[Data entries]
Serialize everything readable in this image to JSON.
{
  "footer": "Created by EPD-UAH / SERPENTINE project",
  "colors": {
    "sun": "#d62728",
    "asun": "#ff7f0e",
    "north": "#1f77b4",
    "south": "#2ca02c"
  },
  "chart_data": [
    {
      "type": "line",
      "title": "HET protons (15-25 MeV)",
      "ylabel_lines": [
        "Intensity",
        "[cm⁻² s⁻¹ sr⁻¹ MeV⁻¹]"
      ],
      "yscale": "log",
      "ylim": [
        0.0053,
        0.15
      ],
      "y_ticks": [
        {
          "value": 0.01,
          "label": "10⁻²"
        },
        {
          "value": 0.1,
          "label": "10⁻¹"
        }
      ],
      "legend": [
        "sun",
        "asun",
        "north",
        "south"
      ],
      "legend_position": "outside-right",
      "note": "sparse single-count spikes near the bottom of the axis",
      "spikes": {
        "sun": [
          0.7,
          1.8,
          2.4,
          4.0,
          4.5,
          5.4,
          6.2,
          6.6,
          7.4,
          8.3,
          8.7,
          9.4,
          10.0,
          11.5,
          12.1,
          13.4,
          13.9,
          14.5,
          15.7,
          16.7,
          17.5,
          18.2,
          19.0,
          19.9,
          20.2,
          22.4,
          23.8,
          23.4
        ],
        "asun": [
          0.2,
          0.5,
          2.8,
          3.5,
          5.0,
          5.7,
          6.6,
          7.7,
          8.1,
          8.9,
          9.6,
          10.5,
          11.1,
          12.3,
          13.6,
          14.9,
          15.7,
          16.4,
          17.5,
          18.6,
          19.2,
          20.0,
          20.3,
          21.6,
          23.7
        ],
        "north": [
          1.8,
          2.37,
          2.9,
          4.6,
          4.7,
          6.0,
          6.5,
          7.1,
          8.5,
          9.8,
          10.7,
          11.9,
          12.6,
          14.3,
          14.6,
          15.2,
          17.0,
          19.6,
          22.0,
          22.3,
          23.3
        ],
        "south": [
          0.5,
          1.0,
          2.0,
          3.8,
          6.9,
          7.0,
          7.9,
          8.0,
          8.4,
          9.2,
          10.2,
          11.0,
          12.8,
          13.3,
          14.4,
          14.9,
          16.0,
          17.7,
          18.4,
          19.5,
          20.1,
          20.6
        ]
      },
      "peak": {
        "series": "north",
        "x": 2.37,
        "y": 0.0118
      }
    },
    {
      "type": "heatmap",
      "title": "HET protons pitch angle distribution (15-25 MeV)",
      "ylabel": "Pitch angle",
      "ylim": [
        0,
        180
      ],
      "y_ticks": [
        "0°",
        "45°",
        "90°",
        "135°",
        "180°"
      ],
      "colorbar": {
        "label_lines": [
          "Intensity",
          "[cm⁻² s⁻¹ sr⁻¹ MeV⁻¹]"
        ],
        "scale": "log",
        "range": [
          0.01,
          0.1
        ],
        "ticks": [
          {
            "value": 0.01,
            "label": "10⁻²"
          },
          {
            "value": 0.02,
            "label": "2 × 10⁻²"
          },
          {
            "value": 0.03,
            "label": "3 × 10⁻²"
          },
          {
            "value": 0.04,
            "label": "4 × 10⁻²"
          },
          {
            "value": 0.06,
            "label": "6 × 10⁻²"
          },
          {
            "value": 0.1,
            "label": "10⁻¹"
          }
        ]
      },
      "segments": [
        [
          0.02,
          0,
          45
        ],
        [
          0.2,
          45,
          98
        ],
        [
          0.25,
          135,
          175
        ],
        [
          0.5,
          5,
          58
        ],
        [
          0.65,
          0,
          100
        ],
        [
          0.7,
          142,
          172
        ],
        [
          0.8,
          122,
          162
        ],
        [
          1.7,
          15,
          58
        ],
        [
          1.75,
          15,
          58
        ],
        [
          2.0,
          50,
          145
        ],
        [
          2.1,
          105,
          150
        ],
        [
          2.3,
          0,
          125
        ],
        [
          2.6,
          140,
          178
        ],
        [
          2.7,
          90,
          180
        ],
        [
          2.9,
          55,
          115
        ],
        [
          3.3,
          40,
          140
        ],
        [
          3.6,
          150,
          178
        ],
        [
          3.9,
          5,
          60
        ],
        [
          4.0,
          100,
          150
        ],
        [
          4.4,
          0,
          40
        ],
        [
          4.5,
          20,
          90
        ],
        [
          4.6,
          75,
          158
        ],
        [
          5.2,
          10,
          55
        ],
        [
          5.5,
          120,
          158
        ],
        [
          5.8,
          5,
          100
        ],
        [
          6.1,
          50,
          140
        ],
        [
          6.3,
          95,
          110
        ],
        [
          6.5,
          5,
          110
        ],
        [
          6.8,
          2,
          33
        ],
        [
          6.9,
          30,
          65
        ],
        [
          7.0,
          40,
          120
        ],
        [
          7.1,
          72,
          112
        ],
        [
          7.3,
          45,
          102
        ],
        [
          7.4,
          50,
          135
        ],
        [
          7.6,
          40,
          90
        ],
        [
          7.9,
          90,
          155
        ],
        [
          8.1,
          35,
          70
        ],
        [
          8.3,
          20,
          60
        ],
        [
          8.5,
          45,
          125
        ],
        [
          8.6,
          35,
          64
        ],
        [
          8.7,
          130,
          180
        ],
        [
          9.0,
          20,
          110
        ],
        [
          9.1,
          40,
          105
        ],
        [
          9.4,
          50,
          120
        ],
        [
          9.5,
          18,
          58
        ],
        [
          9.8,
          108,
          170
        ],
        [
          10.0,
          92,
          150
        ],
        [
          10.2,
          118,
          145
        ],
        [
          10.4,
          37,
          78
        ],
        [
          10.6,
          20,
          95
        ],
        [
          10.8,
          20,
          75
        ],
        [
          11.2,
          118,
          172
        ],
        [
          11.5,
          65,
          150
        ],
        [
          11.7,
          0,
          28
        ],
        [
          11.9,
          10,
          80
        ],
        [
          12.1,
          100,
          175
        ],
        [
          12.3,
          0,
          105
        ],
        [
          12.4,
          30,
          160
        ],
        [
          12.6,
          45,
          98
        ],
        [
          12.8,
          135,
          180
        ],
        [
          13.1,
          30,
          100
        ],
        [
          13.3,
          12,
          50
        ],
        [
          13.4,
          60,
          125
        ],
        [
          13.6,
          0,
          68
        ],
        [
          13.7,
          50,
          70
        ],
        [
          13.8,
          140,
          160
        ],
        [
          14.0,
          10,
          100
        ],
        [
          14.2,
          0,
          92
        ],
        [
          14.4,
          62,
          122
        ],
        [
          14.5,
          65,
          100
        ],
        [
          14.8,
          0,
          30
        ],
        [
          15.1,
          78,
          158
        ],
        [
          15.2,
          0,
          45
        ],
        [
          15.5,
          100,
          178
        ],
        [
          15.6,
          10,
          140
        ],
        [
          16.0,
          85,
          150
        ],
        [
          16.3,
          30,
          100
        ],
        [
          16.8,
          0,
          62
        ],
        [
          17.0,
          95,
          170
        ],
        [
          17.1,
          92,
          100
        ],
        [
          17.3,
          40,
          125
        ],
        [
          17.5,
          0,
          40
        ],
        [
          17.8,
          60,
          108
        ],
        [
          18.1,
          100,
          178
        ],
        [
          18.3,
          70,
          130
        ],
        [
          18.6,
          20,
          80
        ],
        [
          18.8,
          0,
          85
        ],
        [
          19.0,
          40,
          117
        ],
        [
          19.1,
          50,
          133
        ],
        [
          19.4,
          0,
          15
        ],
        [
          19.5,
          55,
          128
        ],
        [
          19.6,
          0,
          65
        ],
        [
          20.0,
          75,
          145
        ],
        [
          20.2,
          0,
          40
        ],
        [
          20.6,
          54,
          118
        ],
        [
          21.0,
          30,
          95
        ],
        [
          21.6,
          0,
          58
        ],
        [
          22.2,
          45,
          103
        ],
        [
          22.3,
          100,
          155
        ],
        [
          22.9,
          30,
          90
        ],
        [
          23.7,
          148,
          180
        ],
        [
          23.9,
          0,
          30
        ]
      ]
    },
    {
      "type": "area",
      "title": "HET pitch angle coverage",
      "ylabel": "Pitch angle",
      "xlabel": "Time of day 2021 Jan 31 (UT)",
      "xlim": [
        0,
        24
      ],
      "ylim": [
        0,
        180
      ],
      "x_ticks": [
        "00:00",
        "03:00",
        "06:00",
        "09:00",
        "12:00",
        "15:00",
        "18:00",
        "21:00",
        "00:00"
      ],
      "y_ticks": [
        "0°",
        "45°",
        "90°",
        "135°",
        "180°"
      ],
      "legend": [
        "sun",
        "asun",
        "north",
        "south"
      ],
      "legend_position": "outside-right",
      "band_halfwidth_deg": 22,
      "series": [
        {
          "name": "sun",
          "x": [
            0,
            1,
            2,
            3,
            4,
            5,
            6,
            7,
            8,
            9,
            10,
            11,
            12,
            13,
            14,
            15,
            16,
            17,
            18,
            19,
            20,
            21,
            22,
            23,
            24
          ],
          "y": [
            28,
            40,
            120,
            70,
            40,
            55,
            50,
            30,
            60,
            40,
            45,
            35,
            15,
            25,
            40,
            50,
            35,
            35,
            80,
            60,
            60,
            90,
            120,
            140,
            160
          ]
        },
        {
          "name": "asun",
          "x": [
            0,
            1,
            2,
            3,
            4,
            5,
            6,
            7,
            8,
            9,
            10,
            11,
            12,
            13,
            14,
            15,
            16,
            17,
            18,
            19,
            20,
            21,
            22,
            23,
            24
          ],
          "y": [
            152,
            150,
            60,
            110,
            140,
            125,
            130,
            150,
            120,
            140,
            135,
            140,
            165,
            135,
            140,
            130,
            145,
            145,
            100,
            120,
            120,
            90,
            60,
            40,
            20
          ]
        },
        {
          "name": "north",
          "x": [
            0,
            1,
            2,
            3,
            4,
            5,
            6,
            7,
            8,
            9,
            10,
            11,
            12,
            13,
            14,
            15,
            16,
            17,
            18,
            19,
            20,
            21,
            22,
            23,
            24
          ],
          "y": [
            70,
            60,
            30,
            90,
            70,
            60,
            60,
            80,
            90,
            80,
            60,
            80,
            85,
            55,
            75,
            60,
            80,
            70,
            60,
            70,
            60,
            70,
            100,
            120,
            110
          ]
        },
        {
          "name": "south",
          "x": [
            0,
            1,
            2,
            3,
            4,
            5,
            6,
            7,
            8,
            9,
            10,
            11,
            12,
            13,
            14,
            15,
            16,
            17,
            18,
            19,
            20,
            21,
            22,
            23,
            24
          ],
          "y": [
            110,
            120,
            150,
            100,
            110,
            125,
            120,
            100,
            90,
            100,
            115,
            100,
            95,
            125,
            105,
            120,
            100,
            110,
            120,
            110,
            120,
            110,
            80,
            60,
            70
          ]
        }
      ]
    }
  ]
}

WORK TO DO =>
From the records, copy every line that has the string "protons" in it.

CORRECT RESPONSE =>
      "title": "HET protons (15-25 MeV)",
      "title": "HET protons pitch angle distribution (15-25 MeV)",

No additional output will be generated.